*WORK TO BE COMPLETED*
Pick out all lines in the listing holding the string "took" and copy them.

----

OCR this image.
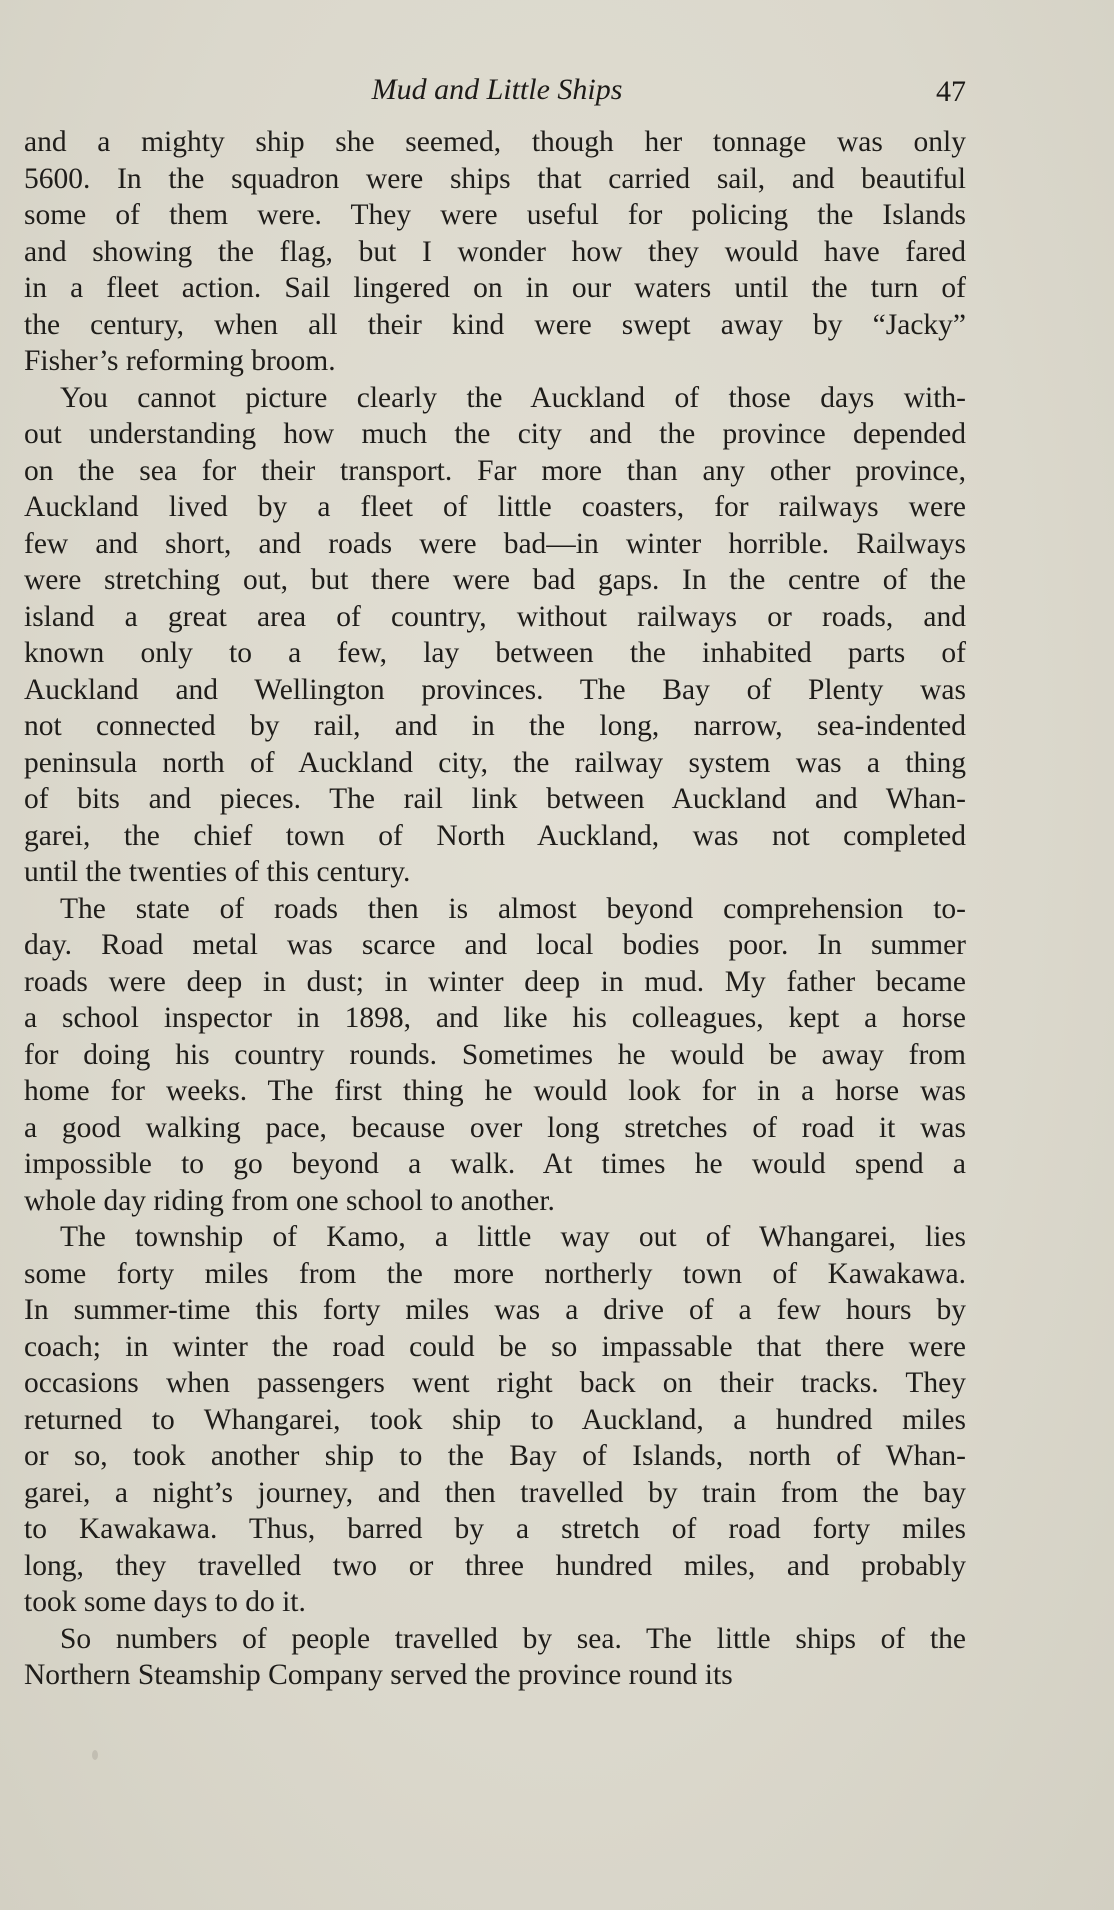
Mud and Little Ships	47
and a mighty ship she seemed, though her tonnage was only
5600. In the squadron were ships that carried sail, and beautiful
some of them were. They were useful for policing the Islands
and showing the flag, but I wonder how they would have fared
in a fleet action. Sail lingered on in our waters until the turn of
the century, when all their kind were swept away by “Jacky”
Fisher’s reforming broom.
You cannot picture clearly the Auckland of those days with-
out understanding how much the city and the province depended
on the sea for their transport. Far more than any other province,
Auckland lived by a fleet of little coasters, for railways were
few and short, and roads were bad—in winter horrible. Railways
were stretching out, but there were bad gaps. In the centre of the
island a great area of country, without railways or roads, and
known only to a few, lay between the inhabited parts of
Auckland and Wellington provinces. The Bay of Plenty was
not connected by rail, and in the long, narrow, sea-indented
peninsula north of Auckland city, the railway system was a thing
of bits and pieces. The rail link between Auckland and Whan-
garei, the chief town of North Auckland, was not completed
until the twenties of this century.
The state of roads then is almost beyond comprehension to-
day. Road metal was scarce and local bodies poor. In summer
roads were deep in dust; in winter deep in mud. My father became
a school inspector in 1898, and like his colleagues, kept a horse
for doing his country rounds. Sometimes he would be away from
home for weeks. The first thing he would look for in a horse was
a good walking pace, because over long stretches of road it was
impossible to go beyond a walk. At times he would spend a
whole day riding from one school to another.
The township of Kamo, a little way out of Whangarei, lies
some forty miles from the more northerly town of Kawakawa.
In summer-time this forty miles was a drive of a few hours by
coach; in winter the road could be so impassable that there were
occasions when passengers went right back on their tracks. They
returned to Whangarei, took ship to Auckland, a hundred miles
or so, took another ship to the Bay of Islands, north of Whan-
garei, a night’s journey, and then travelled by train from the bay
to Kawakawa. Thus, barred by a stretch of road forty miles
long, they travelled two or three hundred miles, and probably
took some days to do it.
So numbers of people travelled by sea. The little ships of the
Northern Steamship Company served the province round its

----

*ANSWER BELOW*
returned to Whangarei, took ship to Auckland, a hundred miles
or so, took another ship to the Bay of Islands, north of Whan-
took some days to do it.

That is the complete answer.